[Stored items from a collection]
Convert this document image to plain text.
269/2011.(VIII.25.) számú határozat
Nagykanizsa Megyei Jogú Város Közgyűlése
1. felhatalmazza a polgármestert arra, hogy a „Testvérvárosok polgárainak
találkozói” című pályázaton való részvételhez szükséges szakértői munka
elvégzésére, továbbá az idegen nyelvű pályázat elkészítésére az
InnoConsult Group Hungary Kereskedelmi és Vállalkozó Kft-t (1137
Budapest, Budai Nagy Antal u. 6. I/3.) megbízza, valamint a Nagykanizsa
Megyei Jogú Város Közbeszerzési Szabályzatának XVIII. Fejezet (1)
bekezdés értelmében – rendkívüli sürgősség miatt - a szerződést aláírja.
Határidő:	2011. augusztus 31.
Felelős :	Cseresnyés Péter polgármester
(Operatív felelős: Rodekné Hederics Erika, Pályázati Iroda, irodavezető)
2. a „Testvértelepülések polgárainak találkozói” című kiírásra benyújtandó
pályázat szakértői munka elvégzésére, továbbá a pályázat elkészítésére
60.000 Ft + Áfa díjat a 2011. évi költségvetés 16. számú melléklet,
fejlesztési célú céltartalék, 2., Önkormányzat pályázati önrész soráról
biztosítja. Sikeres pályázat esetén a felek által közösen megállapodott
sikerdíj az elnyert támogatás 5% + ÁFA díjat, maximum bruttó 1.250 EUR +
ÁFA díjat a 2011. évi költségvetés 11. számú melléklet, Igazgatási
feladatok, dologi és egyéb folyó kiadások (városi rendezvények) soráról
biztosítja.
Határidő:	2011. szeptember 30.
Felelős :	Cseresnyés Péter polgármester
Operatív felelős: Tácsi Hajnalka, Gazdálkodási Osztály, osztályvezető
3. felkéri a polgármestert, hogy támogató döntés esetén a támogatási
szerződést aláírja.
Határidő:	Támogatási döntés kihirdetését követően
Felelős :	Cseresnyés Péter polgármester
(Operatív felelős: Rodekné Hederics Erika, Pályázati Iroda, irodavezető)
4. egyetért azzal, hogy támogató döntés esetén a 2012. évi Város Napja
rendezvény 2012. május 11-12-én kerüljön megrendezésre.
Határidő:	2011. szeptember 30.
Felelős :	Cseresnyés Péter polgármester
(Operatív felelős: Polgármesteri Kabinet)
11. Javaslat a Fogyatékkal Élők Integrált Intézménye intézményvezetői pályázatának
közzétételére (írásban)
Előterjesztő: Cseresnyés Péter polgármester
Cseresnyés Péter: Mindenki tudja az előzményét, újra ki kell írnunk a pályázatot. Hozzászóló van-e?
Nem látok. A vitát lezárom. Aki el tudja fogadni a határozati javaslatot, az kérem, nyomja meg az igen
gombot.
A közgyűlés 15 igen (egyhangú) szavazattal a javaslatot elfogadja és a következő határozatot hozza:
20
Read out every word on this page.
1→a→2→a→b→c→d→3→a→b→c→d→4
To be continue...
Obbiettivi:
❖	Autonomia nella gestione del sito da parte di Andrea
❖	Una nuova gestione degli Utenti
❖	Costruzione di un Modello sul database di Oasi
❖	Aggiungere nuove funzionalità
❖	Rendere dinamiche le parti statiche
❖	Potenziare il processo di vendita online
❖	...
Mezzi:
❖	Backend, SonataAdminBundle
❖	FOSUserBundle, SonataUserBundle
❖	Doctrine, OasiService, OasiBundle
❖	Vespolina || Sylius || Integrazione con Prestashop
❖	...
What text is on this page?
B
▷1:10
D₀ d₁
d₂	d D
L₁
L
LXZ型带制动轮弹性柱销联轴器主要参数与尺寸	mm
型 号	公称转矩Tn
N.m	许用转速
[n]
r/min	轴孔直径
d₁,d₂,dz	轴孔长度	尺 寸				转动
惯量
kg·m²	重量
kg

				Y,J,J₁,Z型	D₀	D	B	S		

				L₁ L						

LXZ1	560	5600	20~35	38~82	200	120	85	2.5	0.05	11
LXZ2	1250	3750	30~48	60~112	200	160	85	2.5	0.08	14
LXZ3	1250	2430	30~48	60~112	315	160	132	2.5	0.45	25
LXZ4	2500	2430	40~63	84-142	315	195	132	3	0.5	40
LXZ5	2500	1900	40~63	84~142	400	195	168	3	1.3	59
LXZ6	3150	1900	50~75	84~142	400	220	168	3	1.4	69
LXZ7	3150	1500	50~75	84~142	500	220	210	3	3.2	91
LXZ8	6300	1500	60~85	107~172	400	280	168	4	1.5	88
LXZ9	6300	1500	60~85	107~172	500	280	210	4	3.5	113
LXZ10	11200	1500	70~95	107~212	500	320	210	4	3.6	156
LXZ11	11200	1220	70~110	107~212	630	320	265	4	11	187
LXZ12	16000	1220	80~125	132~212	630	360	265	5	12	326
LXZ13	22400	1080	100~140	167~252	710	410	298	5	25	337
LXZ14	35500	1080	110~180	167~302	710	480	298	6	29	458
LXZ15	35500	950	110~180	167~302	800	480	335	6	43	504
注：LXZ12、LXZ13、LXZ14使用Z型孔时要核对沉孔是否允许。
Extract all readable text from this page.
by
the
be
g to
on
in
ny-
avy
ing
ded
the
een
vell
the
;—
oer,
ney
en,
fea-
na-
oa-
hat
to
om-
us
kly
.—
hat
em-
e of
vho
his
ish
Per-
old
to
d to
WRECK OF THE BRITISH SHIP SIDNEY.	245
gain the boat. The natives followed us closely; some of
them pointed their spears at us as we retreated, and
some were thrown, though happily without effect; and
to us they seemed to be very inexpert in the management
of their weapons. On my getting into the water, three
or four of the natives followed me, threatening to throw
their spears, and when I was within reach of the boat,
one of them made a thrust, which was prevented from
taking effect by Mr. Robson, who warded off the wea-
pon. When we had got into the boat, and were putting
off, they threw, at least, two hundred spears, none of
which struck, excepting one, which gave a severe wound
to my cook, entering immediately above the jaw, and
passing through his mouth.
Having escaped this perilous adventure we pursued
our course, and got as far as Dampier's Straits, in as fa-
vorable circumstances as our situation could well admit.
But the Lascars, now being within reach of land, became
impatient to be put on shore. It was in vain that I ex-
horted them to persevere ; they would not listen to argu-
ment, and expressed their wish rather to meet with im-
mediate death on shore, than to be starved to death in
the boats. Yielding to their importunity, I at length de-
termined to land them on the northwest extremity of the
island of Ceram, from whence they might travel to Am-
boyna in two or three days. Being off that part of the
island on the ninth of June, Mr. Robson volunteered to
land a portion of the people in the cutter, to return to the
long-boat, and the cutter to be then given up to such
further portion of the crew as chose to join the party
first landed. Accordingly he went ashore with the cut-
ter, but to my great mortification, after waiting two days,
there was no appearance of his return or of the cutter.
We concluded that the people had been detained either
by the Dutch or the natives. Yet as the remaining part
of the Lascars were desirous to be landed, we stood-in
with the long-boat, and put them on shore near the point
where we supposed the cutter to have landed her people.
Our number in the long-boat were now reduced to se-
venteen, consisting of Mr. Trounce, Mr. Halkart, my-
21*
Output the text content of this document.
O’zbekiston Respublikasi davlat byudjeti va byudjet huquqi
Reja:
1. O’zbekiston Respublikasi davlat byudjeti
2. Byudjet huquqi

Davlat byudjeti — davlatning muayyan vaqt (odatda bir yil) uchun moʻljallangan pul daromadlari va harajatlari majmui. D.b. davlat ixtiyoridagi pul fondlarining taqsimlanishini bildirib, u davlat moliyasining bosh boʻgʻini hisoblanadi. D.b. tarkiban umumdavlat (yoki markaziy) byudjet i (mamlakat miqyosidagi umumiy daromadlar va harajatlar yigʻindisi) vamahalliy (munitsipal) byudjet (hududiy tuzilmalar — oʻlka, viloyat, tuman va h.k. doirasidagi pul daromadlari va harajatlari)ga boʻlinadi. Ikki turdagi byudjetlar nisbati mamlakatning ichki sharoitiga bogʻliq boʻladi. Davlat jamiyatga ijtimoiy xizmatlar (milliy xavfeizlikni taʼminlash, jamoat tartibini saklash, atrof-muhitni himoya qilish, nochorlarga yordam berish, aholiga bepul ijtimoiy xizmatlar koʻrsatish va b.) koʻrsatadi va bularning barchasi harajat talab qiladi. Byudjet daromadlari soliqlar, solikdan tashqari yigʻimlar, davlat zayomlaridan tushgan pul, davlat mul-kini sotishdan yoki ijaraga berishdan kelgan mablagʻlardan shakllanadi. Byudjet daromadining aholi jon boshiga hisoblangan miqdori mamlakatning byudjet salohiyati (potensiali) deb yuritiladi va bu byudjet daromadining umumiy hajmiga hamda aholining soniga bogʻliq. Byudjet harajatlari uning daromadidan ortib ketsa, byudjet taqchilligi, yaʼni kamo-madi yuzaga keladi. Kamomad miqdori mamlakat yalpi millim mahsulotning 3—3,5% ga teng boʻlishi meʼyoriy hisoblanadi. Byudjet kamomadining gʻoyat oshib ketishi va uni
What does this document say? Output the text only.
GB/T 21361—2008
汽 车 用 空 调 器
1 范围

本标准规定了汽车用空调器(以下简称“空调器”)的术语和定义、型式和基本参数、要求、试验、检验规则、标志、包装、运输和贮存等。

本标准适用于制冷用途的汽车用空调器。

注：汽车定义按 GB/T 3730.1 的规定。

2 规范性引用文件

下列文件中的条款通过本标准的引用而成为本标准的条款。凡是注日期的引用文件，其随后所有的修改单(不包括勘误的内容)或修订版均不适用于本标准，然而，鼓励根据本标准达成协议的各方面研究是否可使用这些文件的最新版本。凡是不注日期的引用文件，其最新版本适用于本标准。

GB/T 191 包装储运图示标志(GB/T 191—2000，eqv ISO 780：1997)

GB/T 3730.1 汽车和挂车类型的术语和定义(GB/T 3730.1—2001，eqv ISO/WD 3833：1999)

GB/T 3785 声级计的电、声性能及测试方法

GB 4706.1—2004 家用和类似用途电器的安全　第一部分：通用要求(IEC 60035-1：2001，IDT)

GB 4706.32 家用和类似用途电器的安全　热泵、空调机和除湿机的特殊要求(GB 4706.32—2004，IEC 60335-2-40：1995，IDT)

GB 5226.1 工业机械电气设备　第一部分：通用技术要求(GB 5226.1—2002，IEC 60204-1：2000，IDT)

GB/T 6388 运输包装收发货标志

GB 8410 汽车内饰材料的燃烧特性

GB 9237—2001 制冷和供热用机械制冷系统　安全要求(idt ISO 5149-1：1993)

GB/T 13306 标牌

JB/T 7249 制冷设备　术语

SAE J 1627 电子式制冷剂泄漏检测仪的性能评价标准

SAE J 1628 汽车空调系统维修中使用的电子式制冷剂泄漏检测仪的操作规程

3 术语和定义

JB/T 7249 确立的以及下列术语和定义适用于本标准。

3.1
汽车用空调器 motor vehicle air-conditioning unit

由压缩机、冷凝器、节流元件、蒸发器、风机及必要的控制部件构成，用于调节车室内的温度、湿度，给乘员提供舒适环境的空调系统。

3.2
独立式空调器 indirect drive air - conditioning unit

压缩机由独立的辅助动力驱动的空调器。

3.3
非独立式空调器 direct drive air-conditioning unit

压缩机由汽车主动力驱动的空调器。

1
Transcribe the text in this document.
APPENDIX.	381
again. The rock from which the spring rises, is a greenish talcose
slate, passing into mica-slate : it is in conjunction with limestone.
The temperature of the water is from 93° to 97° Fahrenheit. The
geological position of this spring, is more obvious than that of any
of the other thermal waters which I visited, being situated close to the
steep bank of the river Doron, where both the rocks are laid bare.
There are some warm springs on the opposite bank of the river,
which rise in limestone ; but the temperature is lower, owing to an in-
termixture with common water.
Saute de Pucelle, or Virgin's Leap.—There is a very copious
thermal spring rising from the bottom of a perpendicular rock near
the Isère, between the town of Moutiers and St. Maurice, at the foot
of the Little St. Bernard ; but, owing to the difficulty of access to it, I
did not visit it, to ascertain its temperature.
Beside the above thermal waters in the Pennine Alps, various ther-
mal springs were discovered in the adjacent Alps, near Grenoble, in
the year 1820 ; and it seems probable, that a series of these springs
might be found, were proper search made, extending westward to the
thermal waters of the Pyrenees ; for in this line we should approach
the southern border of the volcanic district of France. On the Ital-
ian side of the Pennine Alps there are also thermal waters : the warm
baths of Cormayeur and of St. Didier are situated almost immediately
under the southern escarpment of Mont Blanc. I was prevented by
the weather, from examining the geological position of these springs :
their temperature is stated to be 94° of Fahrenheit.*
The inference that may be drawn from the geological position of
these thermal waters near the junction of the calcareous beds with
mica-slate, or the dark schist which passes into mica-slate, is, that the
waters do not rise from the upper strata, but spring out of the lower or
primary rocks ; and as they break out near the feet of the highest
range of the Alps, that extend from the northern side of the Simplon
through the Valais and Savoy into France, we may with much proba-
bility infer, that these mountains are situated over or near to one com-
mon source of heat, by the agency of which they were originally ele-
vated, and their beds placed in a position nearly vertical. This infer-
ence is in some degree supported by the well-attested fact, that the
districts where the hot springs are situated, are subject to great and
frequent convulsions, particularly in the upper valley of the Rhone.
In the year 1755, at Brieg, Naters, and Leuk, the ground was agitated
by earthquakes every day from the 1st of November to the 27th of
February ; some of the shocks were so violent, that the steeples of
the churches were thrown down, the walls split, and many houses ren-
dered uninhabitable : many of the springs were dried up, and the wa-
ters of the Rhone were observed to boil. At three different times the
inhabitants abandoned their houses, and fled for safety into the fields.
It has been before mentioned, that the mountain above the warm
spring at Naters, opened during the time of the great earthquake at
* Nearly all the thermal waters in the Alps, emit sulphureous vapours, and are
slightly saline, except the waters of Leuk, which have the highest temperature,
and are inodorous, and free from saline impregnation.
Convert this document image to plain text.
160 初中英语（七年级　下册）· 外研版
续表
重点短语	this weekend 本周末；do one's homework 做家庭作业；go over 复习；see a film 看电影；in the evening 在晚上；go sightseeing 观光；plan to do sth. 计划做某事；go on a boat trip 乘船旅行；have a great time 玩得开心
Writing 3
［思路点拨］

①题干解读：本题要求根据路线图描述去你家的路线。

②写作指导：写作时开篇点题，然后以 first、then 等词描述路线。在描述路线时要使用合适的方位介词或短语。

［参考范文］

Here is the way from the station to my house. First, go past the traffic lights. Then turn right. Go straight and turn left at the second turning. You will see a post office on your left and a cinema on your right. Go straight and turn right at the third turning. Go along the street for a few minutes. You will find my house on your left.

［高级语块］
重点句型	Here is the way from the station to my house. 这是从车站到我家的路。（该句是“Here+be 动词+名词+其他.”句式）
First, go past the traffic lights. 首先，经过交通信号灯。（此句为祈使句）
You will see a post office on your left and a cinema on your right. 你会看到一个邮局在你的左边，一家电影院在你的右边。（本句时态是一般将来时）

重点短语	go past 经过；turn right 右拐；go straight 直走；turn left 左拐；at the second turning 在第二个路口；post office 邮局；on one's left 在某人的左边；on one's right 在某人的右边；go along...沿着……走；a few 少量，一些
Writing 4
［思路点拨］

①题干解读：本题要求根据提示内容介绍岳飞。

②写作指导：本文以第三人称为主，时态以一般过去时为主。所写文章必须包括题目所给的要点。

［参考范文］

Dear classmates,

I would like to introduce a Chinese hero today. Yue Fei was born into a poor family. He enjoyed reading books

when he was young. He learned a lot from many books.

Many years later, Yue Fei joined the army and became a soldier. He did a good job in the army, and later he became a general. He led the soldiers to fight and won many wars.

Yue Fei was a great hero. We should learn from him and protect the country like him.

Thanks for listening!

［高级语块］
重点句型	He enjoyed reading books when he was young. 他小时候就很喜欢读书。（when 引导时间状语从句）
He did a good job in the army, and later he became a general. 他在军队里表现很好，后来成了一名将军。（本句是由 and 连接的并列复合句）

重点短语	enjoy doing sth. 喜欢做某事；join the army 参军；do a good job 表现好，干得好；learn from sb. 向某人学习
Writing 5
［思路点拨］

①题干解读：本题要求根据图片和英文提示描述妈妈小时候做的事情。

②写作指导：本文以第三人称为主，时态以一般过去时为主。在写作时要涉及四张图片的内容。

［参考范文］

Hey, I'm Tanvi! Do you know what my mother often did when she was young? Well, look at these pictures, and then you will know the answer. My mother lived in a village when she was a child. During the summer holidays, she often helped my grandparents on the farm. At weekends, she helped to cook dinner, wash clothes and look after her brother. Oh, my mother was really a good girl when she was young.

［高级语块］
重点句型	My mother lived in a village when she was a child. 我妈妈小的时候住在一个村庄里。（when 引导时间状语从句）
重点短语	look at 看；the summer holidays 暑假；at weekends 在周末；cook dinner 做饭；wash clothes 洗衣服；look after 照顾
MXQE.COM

= STATED GOAL =
Exactly how many lines of the material contain the word "Nagykanizsa"? Write the number alone.

= OUTPUT OF THE EXERCISE =
2